#### WRITTEN EXERCISE:
Pick out each line containing the string "title".

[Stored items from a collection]
------------------------------------------------------------
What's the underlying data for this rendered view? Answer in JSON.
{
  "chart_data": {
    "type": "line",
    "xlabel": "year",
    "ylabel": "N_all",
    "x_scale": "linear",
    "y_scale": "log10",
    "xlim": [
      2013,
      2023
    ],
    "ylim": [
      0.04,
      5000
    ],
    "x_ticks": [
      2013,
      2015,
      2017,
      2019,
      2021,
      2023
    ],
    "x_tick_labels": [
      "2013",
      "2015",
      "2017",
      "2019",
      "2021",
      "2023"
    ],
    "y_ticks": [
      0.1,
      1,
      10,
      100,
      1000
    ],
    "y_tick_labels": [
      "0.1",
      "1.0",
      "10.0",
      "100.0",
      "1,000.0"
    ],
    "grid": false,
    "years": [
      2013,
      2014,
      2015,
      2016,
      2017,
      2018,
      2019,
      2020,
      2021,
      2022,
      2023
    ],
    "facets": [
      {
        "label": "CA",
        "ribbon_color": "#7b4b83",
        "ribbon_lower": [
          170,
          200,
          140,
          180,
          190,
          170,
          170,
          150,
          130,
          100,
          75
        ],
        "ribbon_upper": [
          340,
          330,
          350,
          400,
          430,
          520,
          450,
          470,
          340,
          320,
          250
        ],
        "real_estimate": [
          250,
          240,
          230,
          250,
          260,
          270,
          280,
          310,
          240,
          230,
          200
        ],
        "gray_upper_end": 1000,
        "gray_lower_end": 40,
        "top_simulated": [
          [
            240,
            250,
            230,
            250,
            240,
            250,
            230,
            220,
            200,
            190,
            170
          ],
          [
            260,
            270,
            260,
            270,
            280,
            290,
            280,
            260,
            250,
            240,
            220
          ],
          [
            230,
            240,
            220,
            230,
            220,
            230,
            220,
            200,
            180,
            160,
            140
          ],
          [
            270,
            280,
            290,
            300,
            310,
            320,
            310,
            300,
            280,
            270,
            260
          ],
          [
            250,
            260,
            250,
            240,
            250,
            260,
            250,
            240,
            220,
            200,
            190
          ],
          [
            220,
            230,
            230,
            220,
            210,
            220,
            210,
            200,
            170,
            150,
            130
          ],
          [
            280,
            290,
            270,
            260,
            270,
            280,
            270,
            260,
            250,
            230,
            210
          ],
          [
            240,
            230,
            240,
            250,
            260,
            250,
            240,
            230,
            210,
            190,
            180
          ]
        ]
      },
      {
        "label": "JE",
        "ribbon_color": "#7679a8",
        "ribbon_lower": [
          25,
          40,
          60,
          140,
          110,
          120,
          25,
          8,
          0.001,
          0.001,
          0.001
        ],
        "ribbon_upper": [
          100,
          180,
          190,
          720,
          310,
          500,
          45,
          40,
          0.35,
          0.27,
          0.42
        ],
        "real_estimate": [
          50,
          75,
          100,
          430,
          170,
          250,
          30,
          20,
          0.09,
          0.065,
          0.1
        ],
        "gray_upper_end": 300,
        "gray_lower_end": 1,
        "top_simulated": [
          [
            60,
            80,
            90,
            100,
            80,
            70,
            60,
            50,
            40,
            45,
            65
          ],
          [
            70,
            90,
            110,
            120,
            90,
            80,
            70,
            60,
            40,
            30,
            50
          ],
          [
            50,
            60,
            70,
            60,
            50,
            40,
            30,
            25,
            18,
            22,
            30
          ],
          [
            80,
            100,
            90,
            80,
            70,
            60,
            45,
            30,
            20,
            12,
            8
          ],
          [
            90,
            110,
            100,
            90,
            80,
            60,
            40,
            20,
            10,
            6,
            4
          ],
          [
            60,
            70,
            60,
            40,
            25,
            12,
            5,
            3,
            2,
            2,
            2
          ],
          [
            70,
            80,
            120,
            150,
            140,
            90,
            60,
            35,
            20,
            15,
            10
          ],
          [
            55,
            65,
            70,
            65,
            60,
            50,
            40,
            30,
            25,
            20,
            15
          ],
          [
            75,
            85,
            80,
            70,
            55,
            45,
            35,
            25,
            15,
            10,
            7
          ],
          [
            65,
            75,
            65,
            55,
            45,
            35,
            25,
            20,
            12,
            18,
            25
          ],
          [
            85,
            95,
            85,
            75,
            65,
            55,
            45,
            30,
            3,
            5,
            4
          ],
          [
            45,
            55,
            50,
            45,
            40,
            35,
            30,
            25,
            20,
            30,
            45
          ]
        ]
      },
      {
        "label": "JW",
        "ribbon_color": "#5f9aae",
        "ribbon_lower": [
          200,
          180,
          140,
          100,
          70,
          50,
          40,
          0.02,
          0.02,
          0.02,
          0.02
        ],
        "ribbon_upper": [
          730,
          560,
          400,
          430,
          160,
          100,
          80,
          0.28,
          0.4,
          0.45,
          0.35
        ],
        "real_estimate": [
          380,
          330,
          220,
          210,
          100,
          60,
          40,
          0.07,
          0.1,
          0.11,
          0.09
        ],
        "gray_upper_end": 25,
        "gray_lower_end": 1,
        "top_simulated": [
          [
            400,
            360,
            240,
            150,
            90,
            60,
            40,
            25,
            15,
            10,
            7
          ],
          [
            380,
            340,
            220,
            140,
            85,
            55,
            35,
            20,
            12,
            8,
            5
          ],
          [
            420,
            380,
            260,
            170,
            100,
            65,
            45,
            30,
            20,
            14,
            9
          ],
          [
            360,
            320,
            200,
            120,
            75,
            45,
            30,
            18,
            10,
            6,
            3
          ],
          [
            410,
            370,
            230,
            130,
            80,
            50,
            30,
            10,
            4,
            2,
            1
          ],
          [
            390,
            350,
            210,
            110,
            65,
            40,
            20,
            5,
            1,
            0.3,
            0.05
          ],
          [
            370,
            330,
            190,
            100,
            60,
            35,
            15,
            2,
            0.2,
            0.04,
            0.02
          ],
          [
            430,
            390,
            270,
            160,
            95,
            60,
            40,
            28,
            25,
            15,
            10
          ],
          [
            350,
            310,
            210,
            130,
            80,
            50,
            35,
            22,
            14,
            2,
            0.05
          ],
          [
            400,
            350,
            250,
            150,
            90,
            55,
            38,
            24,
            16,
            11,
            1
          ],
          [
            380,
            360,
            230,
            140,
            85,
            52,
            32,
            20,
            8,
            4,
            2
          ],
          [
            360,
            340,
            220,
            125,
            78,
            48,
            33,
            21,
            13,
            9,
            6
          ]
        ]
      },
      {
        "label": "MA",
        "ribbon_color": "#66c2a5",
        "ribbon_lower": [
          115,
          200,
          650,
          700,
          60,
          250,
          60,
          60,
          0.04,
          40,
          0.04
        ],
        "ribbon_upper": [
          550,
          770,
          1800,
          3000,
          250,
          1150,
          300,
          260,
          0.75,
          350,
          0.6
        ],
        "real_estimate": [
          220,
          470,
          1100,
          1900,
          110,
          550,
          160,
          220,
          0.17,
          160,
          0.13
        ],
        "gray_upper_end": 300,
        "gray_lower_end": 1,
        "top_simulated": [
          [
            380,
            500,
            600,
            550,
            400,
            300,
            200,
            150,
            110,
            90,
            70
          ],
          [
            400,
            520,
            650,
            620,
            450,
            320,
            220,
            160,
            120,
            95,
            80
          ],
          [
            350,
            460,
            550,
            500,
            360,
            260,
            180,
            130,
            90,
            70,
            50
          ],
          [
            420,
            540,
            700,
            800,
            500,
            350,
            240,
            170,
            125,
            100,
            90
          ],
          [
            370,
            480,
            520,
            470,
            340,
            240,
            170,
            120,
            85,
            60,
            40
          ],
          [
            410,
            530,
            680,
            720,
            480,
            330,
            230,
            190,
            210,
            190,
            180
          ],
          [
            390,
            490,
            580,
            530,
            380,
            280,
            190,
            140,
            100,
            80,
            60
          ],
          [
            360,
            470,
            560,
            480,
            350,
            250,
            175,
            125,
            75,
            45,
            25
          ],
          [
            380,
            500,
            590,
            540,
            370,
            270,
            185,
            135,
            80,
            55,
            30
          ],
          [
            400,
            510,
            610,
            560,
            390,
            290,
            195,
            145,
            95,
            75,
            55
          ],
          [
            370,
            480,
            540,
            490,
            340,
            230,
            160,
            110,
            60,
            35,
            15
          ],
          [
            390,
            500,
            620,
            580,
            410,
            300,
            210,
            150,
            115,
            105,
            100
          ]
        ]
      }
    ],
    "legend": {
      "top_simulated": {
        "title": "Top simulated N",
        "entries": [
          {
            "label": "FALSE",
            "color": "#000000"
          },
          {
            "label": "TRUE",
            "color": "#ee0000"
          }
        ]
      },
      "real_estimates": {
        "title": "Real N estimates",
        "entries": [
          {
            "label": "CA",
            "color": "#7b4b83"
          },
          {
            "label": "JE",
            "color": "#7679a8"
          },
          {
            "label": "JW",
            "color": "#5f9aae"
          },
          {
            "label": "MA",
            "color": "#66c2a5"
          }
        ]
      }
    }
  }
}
------------------------------------------------------------
#### RESULT OF THE TASK:
        "title": "Top simulated N",
        "title": "Real N estimates",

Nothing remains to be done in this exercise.